======== TASK DATA

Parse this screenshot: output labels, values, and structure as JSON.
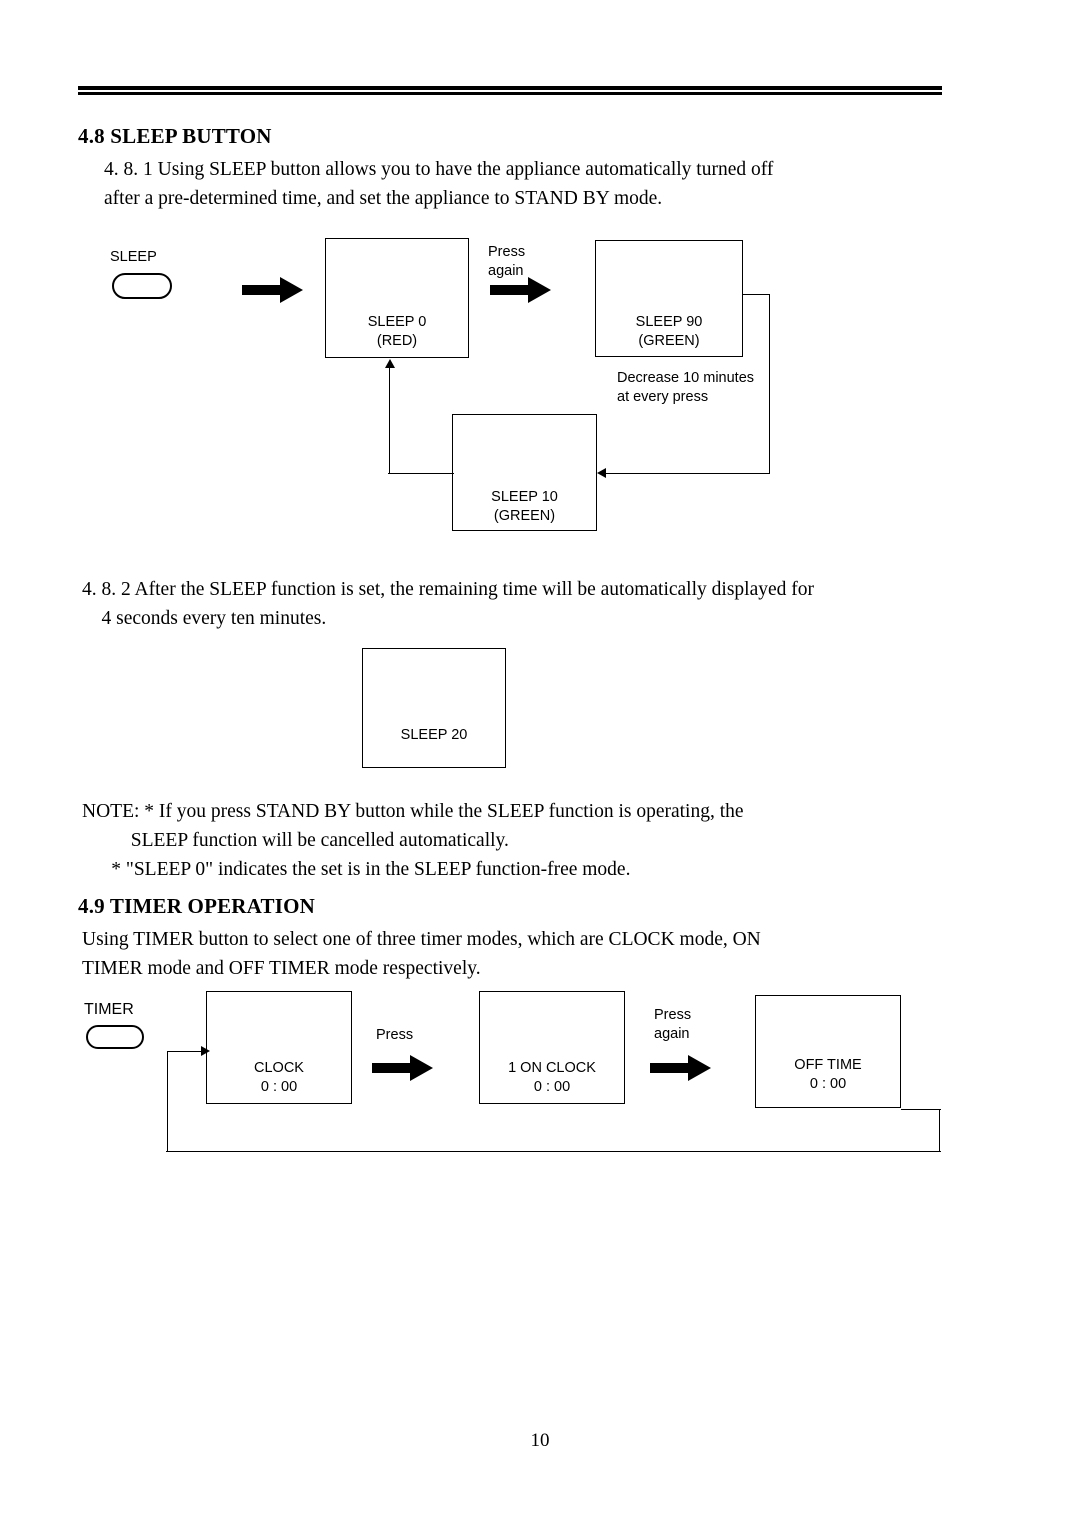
{
  "document": {
    "page_number": "10",
    "sections": [
      {
        "heading": "4.8 SLEEP BUTTON",
        "paragraphs": [
          "4. 8. 1 Using SLEEP button allows you to have the appliance automatically turned off\nafter a pre-determined time, and set the appliance to STAND BY mode.",
          "4. 8. 2 After the SLEEP function is set, the remaining time will be automatically displayed for\n    4 seconds every ten minutes.",
          "NOTE: * If you press STAND BY button while the SLEEP function is operating, the\n          SLEEP function will be cancelled automatically.\n      * \"SLEEP 0\" indicates the set is in the SLEEP function-free mode."
        ]
      },
      {
        "heading": "4.9 TIMER OPERATION",
        "paragraphs": [
          "Using TIMER button to select one of three timer modes, which are CLOCK mode, ON\nTIMER mode and OFF TIMER mode respectively."
        ]
      }
    ]
  },
  "sleep_diagram": {
    "button_label": "SLEEP",
    "boxes": [
      {
        "line1": "SLEEP 0",
        "line2": "(RED)"
      },
      {
        "line1": "SLEEP 90",
        "line2": "(GREEN)"
      },
      {
        "line1": "SLEEP 10",
        "line2": "(GREEN)"
      }
    ],
    "annotations": [
      "Press\nagain",
      "Decrease 10 minutes\nat every press"
    ]
  },
  "sleep_display": {
    "box_label": "SLEEP 20"
  },
  "timer_diagram": {
    "button_label": "TIMER",
    "boxes": [
      {
        "line1": "CLOCK",
        "line2": "0 : 00"
      },
      {
        "line1": "1 ON CLOCK",
        "line2": "0 : 00"
      },
      {
        "line1": "OFF TIME",
        "line2": "0 : 00"
      }
    ],
    "annotations": [
      "Press",
      "Press\nagain"
    ]
  }
}
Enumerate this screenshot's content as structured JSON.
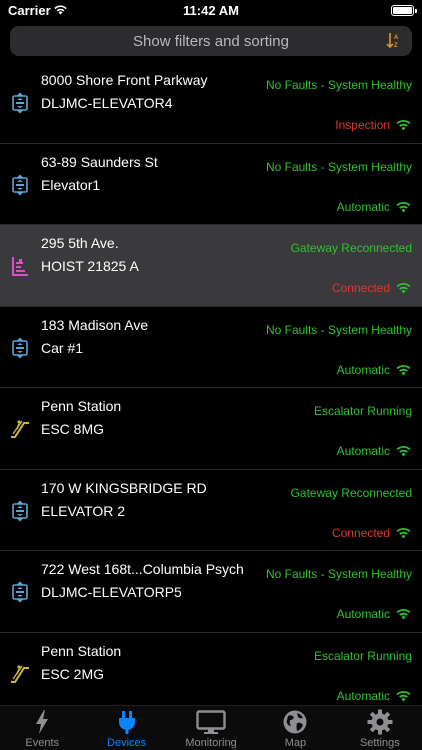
{
  "status_bar": {
    "carrier": "Carrier",
    "time": "11:42 AM"
  },
  "filter_bar": {
    "label": "Show filters and sorting"
  },
  "colors": {
    "ok": "#2fc22f",
    "alert": "#e0362c",
    "elevator_icon": "#5aa6d6",
    "hoist_icon": "#d94fd0",
    "escalator_icon": "#c9b63a",
    "active_tab": "#0a84ff"
  },
  "devices": [
    {
      "address": "8000 Shore Front Parkway",
      "name": "DLJMC-ELEVATOR4",
      "status": "No Faults - System Healthy",
      "mode": "Inspection",
      "mode_alert": true,
      "icon": "elevator-icon"
    },
    {
      "address": "63-89 Saunders St",
      "name": "Elevator1",
      "status": "No Faults - System Healthy",
      "mode": "Automatic",
      "mode_alert": false,
      "icon": "elevator-icon"
    },
    {
      "address": "295 5th Ave.",
      "name": "HOIST 21825 A",
      "status": "Gateway Reconnected",
      "mode": "Connected",
      "mode_alert": true,
      "icon": "hoist-icon",
      "selected": true
    },
    {
      "address": "183 Madison Ave",
      "name": "Car #1",
      "status": "No Faults - System Healthy",
      "mode": "Automatic",
      "mode_alert": false,
      "icon": "elevator-icon"
    },
    {
      "address": "Penn Station",
      "name": "ESC 8MG",
      "status": "Escalator Running",
      "mode": "Automatic",
      "mode_alert": false,
      "icon": "escalator-icon"
    },
    {
      "address": "170 W KINGSBRIDGE RD",
      "name": "ELEVATOR 2",
      "status": "Gateway Reconnected",
      "mode": "Connected",
      "mode_alert": true,
      "icon": "elevator-icon"
    },
    {
      "address": "722 West 168t...Columbia Psych",
      "name": "DLJMC-ELEVATORP5",
      "status": "No Faults - System Healthy",
      "mode": "Automatic",
      "mode_alert": false,
      "icon": "elevator-icon"
    },
    {
      "address": "Penn Station",
      "name": "ESC 2MG",
      "status": "Escalator Running",
      "mode": "Automatic",
      "mode_alert": false,
      "icon": "escalator-icon"
    }
  ],
  "tabs": [
    {
      "label": "Events",
      "icon": "lightning-icon",
      "active": false
    },
    {
      "label": "Devices",
      "icon": "plug-icon",
      "active": true
    },
    {
      "label": "Monitoring",
      "icon": "monitor-icon",
      "active": false
    },
    {
      "label": "Map",
      "icon": "globe-icon",
      "active": false
    },
    {
      "label": "Settings",
      "icon": "gear-icon",
      "active": false
    }
  ]
}
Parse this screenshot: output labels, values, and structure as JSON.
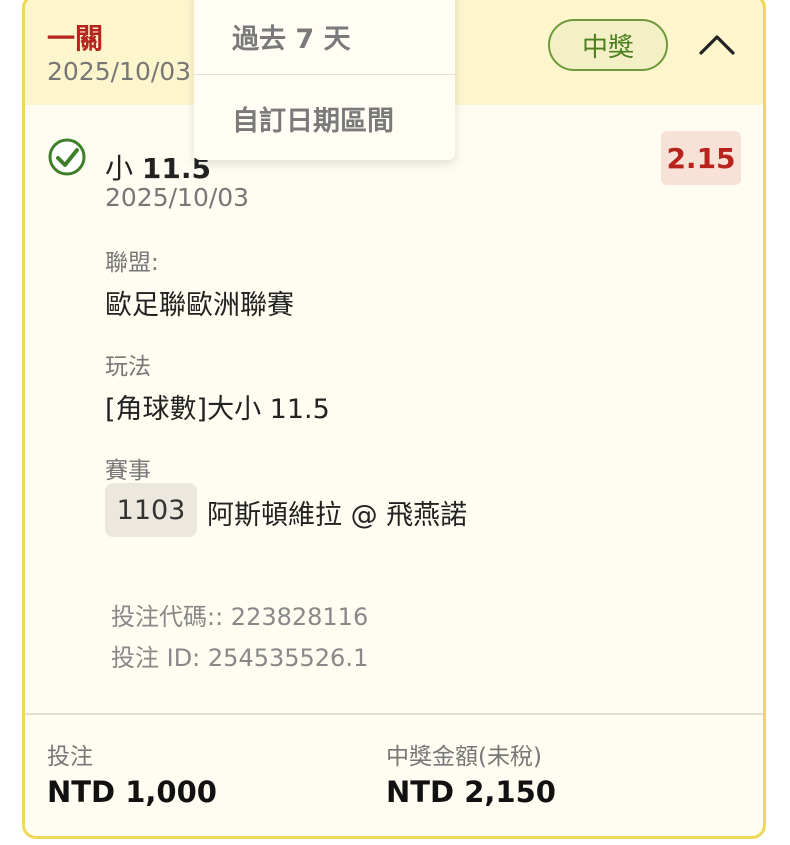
{
  "bet": {
    "type_label": "一關",
    "date": "2025/10/03",
    "status": "中獎",
    "selection_prefix": "小",
    "selection_value": "11.5",
    "selection_date": "2025/10/03",
    "odds": "2.15"
  },
  "details": {
    "league_label": "聯盟:",
    "league_value": "歐足聯歐洲聯賽",
    "market_label": "玩法",
    "market_value": "[角球數]大小 11.5",
    "event_label": "賽事",
    "event_code": "1103",
    "event_name": "阿斯頓維拉 @ 飛燕諾"
  },
  "meta": {
    "bet_code": "投注代碼:: 223828116",
    "bet_id": "投注 ID: 254535526.1"
  },
  "footer": {
    "stake_label": "投注",
    "stake_value": "NTD 1,000",
    "payout_label": "中獎金額(未稅)",
    "payout_value": "NTD 2,150"
  },
  "dropdown": {
    "items": [
      "過去 7 天",
      "自訂日期區間"
    ]
  },
  "colors": {
    "accent_red": "#b8231e",
    "win_green": "#4c7f1d",
    "card_border": "#f0d857",
    "header_bg": "#fdf5cc"
  },
  "icons": {
    "check": "check-circle-icon",
    "collapse": "chevron-up-icon"
  }
}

================

> _REQUIREMENT_
Reproduce each line exactly as it appears, omitting the pictures.

> _EXERCISE RESPONSE_
Parse this screenshot: output labels, values, and structure as JSON.
{
  "document": {
    "page_number": "10",
    "sections": [
      {
        "heading": "4.8 SLEEP BUTTON",
        "paragraphs": [
          "4. 8. 1 Using SLEEP button allows you to have the appliance automatically turned off\nafter a pre-determined time, and set the appliance to STAND BY mode.",
          "4. 8. 2 After the SLEEP function is set, the remaining time will be automatically displayed for\n    4 seconds every ten minutes.",
          "NOTE: * If you press STAND BY button while the SLEEP function is operating, the\n          SLEEP function will be cancelled automatically.\n      * \"SLEEP 0\" indicates the set is in the SLEEP function-free mode."
        ]
      },
      {
        "heading": "4.9 TIMER OPERATION",
        "paragraphs": [
          "Using TIMER button to select one of three timer modes, which are CLOCK mode, ON\nTIMER mode and OFF TIMER mode respectively."
        ]
      }
    ]
  },
  "sleep_diagram": {
    "button_label": "SLEEP",
    "boxes": [
      {
        "line1": "SLEEP 0",
        "line2": "(RED)"
      },
      {
        "line1": "SLEEP 90",
        "line2": "(GREEN)"
      },
      {
        "line1": "SLEEP 10",
        "line2": "(GREEN)"
      }
    ],
    "annotations": [
      "Press\nagain",
      "Decrease 10 minutes\nat every press"
    ]
  },
  "sleep_display": {
    "box_label": "SLEEP 20"
  },
  "timer_diagram": {
    "button_label": "TIMER",
    "boxes": [
      {
        "line1": "CLOCK",
        "line2": "0 : 00"
      },
      {
        "line1": "1 ON CLOCK",
        "line2": "0 : 00"
      },
      {
        "line1": "OFF TIME",
        "line2": "0 : 00"
      }
    ],
    "annotations": [
      "Press",
      "Press\nagain"
    ]
  }
}
Enumerate this screenshot's content as structured JSON.
{
  "status_bar": {
    "carrier": "Carrier",
    "time": "11:42 AM"
  },
  "filter_bar": {
    "label": "Show filters and sorting"
  },
  "colors": {
    "ok": "#2fc22f",
    "alert": "#e0362c",
    "elevator_icon": "#5aa6d6",
    "hoist_icon": "#d94fd0",
    "escalator_icon": "#c9b63a",
    "active_tab": "#0a84ff"
  },
  "devices": [
    {
      "address": "8000 Shore Front Parkway",
      "name": "DLJMC-ELEVATOR4",
      "status": "No Faults - System Healthy",
      "mode": "Inspection",
      "mode_alert": true,
      "icon": "elevator-icon"
    },
    {
      "address": "63-89 Saunders St",
      "name": "Elevator1",
      "status": "No Faults - System Healthy",
      "mode": "Automatic",
      "mode_alert": false,
      "icon": "elevator-icon"
    },
    {
      "address": "295 5th Ave.",
      "name": "HOIST 21825 A",
      "status": "Gateway Reconnected",
      "mode": "Connected",
      "mode_alert": true,
      "icon": "hoist-icon",
      "selected": true
    },
    {
      "address": "183 Madison Ave",
      "name": "Car #1",
      "status": "No Faults - System Healthy",
      "mode": "Automatic",
      "mode_alert": false,
      "icon": "elevator-icon"
    },
    {
      "address": "Penn Station",
      "name": "ESC 8MG",
      "status": "Escalator Running",
      "mode": "Automatic",
      "mode_alert": false,
      "icon": "escalator-icon"
    },
    {
      "address": "170 W KINGSBRIDGE RD",
      "name": "ELEVATOR 2",
      "status": "Gateway Reconnected",
      "mode": "Connected",
      "mode_alert": true,
      "icon": "elevator-icon"
    },
    {
      "address": "722 West 168t...Columbia Psych",
      "name": "DLJMC-ELEVATORP5",
      "status": "No Faults - System Healthy",
      "mode": "Automatic",
      "mode_alert": false,
      "icon": "elevator-icon"
    },
    {
      "address": "Penn Station",
      "name": "ESC 2MG",
      "status": "Escalator Running",
      "mode": "Automatic",
      "mode_alert": false,
      "icon": "escalator-icon"
    }
  ],
  "tabs": [
    {
      "label": "Events",
      "icon": "lightning-icon",
      "active": false
    },
    {
      "label": "Devices",
      "icon": "plug-icon",
      "active": true
    },
    {
      "label": "Monitoring",
      "icon": "monitor-icon",
      "active": false
    },
    {
      "label": "Map",
      "icon": "globe-icon",
      "active": false
    },
    {
      "label": "Settings",
      "icon": "gear-icon",
      "active": false
    }
  ]
}
Parse this screenshot: output labels, values, and structure as JSON.
{
  "bet": {
    "type_label": "一關",
    "date": "2025/10/03",
    "status": "中獎",
    "selection_prefix": "小",
    "selection_value": "11.5",
    "selection_date": "2025/10/03",
    "odds": "2.15"
  },
  "details": {
    "league_label": "聯盟:",
    "league_value": "歐足聯歐洲聯賽",
    "market_label": "玩法",
    "market_value": "[角球數]大小 11.5",
    "event_label": "賽事",
    "event_code": "1103",
    "event_name": "阿斯頓維拉 @ 飛燕諾"
  },
  "meta": {
    "bet_code": "投注代碼:: 223828116",
    "bet_id": "投注 ID: 254535526.1"
  },
  "footer": {
    "stake_label": "投注",
    "stake_value": "NTD 1,000",
    "payout_label": "中獎金額(未稅)",
    "payout_value": "NTD 2,150"
  },
  "dropdown": {
    "items": [
      "過去 7 天",
      "自訂日期區間"
    ]
  },
  "colors": {
    "accent_red": "#b8231e",
    "win_green": "#4c7f1d",
    "card_border": "#f0d857",
    "header_bg": "#fdf5cc"
  },
  "icons": {
    "check": "check-circle-icon",
    "collapse": "chevron-up-icon"
  }
}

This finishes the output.